Task statement
Exact reproduction of the data is required, with images excluded.

━━━━━ Stored data ━━━━━

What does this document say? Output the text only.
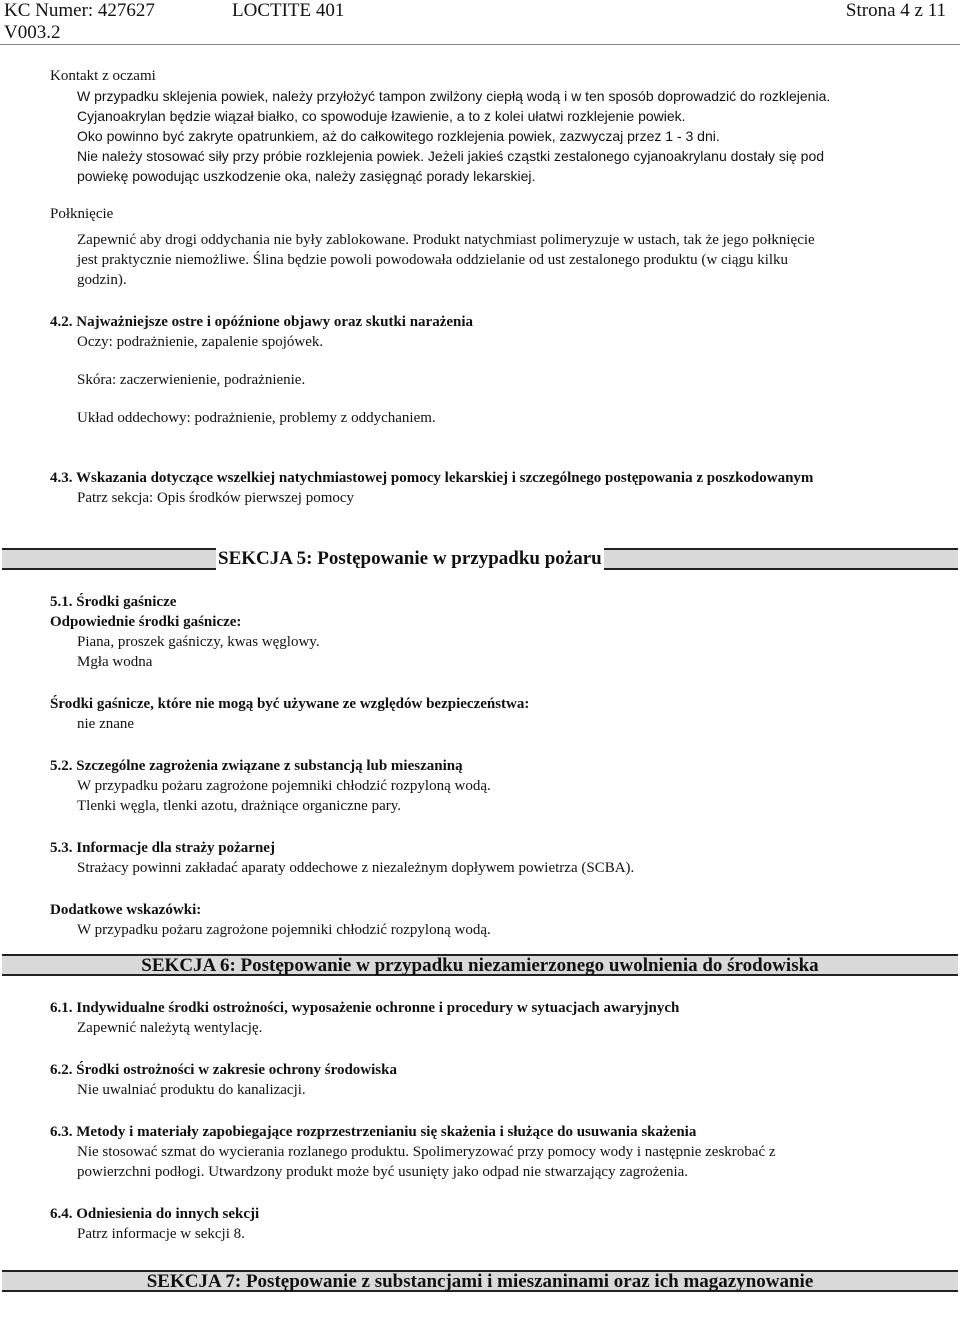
KC Numer: 427627	LOCTITE 401	Strona 4 z 11
V003.2

Kontakt z oczami

W przypadku sklejenia powiek, należy przyłożyć tampon zwilżony ciepłą wodą i w ten sposób doprowadzić do rozklejenia.

Cyjanoakrylan będzie wiązał białko, co spowoduje łzawienie, a to z kolei ułatwi rozklejenie powiek.

Oko powinno być zakryte opatrunkiem, aż do całkowitego rozklejenia powiek, zazwyczaj przez 1 - 3 dni.

Nie należy stosować siły przy próbie rozklejenia powiek. Jeżeli jakieś cząstki zestalonego cyjanoakrylanu dostały się pod

powiekę powodując uszkodzenie oka, należy zasięgnąć porady lekarskiej.

Połknięcie

Zapewnić aby drogi oddychania nie były zablokowane. Produkt natychmiast polimeryzuje w ustach, tak że jego połknięcie

jest praktycznie niemożliwe. Ślina będzie powoli powodowała oddzielanie od ust zestalonego produktu (w ciągu kilku

godzin).

4.2. Najważniejsze ostre i opóźnione objawy oraz skutki narażenia

Oczy: podrażnienie, zapalenie spojówek.

Skóra: zaczerwienienie, podrażnienie.

Układ oddechowy: podrażnienie, problemy z oddychaniem.

4.3. Wskazania dotyczące wszelkiej natychmiastowej pomocy lekarskiej i szczególnego postępowania z poszkodowanym

Patrz sekcja: Opis środków pierwszej pomocy

SEKCJA 5: Postępowanie w przypadku pożaru

5.1. Środki gaśnicze

Odpowiednie środki gaśnicze:

Piana, proszek gaśniczy, kwas węglowy.

Mgła wodna

Środki gaśnicze, które nie mogą być używane ze względów bezpieczeństwa:

nie znane

5.2. Szczególne zagrożenia związane z substancją lub mieszaniną

W przypadku pożaru zagrożone pojemniki chłodzić rozpyloną wodą.

Tlenki węgla, tlenki azotu, drażniące organiczne pary.

5.3. Informacje dla straży pożarnej

Strażacy powinni zakładać aparaty oddechowe z niezależnym dopływem powietrza (SCBA).

Dodatkowe wskazówki:

W przypadku pożaru zagrożone pojemniki chłodzić rozpyloną wodą.

SEKCJA 6: Postępowanie w przypadku niezamierzonego uwolnienia do środowiska

6.1. Indywidualne środki ostrożności, wyposażenie ochronne i procedury w sytuacjach awaryjnych

Zapewnić należytą wentylację.

6.2. Środki ostrożności w zakresie ochrony środowiska

Nie uwalniać produktu do kanalizacji.

6.3. Metody i materiały zapobiegające rozprzestrzenianiu się skażenia i służące do usuwania skażenia

Nie stosować szmat do wycierania rozlanego produktu. Spolimeryzować przy pomocy wody i następnie zeskrobać z

powierzchni podłogi. Utwardzony produkt może być usunięty jako odpad nie stwarzający zagrożenia.

6.4. Odniesienia do innych sekcji

Patrz informacje w sekcji 8.

SEKCJA 7: Postępowanie z substancjami i mieszaninami oraz ich magazynowanie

━━━━━

Answer in full
What does this document say? Output the text only.
KC Numer: 427627	LOCTITE 401	Strona 4 z 11
V003.2

Kontakt z oczami

W przypadku sklejenia powiek, należy przyłożyć tampon zwilżony ciepłą wodą i w ten sposób doprowadzić do rozklejenia.

Cyjanoakrylan będzie wiązał białko, co spowoduje łzawienie, a to z kolei ułatwi rozklejenie powiek.

Oko powinno być zakryte opatrunkiem, aż do całkowitego rozklejenia powiek, zazwyczaj przez 1 - 3 dni.

Nie należy stosować siły przy próbie rozklejenia powiek. Jeżeli jakieś cząstki zestalonego cyjanoakrylanu dostały się pod

powiekę powodując uszkodzenie oka, należy zasięgnąć porady lekarskiej.

Połknięcie

Zapewnić aby drogi oddychania nie były zablokowane. Produkt natychmiast polimeryzuje w ustach, tak że jego połknięcie

jest praktycznie niemożliwe. Ślina będzie powoli powodowała oddzielanie od ust zestalonego produktu (w ciągu kilku

godzin).

4.2. Najważniejsze ostre i opóźnione objawy oraz skutki narażenia

Oczy: podrażnienie, zapalenie spojówek.

Skóra: zaczerwienienie, podrażnienie.

Układ oddechowy: podrażnienie, problemy z oddychaniem.

4.3. Wskazania dotyczące wszelkiej natychmiastowej pomocy lekarskiej i szczególnego postępowania z poszkodowanym

Patrz sekcja: Opis środków pierwszej pomocy

SEKCJA 5: Postępowanie w przypadku pożaru

5.1. Środki gaśnicze

Odpowiednie środki gaśnicze:

Piana, proszek gaśniczy, kwas węglowy.

Mgła wodna

Środki gaśnicze, które nie mogą być używane ze względów bezpieczeństwa:

nie znane

5.2. Szczególne zagrożenia związane z substancją lub mieszaniną

W przypadku pożaru zagrożone pojemniki chłodzić rozpyloną wodą.

Tlenki węgla, tlenki azotu, drażniące organiczne pary.

5.3. Informacje dla straży pożarnej

Strażacy powinni zakładać aparaty oddechowe z niezależnym dopływem powietrza (SCBA).

Dodatkowe wskazówki:

W przypadku pożaru zagrożone pojemniki chłodzić rozpyloną wodą.

SEKCJA 6: Postępowanie w przypadku niezamierzonego uwolnienia do środowiska

6.1. Indywidualne środki ostrożności, wyposażenie ochronne i procedury w sytuacjach awaryjnych

Zapewnić należytą wentylację.

6.2. Środki ostrożności w zakresie ochrony środowiska

Nie uwalniać produktu do kanalizacji.

6.3. Metody i materiały zapobiegające rozprzestrzenianiu się skażenia i służące do usuwania skażenia

Nie stosować szmat do wycierania rozlanego produktu. Spolimeryzować przy pomocy wody i następnie zeskrobać z

powierzchni podłogi. Utwardzony produkt może być usunięty jako odpad nie stwarzający zagrożenia.

6.4. Odniesienia do innych sekcji

Patrz informacje w sekcji 8.

SEKCJA 7: Postępowanie z substancjami i mieszaninami oraz ich magazynowanie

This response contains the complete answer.